╔══

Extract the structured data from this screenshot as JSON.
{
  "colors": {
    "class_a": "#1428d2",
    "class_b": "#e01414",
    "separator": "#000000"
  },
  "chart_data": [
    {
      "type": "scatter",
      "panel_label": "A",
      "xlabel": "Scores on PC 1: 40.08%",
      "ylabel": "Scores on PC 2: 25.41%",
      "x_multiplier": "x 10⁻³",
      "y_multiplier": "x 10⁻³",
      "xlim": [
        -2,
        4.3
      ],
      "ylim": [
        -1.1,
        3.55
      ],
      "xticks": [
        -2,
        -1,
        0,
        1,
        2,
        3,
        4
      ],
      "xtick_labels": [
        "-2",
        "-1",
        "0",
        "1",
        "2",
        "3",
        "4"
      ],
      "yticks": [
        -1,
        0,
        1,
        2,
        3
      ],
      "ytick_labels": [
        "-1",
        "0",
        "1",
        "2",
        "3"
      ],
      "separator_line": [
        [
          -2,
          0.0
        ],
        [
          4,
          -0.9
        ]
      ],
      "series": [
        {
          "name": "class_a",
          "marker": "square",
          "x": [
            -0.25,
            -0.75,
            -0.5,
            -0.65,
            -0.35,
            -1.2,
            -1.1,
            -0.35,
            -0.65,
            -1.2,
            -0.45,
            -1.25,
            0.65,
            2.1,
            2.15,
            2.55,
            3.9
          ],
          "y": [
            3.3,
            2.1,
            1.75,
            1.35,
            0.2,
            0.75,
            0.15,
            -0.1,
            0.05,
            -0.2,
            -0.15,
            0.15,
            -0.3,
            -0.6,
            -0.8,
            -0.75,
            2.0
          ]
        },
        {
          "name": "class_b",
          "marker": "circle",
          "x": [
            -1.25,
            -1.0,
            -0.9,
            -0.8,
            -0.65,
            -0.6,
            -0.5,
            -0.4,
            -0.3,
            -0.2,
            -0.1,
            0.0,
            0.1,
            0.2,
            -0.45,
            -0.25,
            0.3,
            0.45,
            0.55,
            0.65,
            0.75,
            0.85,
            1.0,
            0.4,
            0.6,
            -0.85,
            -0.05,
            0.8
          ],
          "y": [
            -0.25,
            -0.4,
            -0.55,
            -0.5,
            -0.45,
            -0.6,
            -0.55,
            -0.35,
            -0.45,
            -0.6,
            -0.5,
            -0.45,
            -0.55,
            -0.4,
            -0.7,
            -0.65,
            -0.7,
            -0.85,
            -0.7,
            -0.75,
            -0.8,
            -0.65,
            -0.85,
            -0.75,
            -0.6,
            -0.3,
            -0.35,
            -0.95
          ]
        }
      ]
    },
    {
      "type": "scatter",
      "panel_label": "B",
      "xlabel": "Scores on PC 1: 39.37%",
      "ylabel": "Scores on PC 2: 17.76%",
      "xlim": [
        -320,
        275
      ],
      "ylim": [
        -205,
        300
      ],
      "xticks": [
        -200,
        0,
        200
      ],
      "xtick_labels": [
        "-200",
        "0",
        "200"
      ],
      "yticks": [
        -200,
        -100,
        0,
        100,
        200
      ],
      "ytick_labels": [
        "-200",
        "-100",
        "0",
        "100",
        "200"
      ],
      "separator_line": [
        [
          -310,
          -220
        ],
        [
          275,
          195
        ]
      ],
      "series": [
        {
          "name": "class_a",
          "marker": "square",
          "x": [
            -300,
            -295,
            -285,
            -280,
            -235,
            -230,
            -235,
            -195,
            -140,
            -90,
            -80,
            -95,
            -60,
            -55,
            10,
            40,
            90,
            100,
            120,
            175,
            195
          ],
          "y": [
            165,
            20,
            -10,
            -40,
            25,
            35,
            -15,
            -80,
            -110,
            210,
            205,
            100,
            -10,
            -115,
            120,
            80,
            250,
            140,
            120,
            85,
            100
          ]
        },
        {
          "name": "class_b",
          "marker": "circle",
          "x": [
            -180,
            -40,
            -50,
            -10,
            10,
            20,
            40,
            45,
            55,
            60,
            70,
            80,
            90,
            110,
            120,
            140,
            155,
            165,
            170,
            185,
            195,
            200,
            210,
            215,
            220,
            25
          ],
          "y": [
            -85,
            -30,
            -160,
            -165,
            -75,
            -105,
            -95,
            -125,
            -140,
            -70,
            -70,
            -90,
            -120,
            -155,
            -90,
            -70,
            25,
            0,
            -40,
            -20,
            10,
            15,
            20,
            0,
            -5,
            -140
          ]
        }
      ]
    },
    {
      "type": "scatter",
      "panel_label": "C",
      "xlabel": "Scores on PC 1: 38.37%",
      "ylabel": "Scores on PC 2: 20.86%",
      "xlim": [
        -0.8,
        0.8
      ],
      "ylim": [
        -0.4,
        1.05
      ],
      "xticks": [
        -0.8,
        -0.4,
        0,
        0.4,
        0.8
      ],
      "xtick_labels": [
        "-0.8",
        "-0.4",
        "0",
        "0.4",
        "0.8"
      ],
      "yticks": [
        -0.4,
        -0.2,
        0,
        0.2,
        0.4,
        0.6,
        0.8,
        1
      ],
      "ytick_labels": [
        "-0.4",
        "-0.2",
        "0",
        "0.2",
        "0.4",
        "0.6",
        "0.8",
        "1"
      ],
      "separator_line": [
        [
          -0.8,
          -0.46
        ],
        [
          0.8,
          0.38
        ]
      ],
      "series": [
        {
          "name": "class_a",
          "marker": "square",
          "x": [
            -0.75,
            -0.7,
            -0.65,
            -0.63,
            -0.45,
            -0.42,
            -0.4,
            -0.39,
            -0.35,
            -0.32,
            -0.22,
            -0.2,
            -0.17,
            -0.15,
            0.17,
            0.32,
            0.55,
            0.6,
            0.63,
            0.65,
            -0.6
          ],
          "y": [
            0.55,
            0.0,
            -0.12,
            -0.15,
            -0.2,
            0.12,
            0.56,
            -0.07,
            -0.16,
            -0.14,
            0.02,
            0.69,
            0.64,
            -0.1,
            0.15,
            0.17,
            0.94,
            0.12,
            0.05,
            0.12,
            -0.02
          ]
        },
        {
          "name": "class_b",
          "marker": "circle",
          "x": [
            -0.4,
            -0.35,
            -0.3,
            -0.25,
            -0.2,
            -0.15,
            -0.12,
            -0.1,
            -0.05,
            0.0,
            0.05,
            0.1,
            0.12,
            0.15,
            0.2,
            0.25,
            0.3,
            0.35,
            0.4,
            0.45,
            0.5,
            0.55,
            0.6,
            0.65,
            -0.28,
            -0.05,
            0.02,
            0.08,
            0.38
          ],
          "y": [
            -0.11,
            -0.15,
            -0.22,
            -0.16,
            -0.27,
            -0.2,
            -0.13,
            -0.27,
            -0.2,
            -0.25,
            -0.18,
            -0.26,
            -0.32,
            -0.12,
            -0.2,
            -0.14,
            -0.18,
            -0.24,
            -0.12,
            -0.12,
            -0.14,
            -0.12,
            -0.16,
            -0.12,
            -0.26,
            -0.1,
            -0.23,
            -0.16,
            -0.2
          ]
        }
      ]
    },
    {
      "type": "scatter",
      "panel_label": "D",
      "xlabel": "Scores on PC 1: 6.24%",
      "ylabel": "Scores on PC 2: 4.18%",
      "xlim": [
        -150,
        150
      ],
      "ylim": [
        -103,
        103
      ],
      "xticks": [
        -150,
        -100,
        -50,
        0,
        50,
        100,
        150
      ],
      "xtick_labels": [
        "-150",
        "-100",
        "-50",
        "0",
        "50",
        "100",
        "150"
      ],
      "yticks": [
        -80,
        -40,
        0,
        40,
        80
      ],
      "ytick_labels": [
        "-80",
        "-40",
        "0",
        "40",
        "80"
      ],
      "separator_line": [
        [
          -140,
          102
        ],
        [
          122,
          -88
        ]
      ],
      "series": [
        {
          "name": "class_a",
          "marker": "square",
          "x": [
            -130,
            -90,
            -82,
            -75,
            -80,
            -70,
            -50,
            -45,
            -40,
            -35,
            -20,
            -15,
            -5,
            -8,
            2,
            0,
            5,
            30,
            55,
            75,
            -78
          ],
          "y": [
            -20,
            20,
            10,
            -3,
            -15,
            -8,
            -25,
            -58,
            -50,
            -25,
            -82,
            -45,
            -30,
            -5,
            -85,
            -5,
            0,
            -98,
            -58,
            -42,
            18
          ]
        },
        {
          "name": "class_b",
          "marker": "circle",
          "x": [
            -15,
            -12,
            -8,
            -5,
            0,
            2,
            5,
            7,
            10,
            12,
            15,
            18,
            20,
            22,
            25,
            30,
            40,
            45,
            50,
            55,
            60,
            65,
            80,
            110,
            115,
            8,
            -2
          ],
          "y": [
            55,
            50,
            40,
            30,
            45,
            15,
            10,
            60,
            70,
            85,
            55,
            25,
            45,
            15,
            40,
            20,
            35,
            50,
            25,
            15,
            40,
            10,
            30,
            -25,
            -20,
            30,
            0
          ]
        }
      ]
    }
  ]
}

╚══

What you are asked to do:
Across the preceding material, how many lines contain the word "Scores"? State the number alone.

Response for this exercise:
8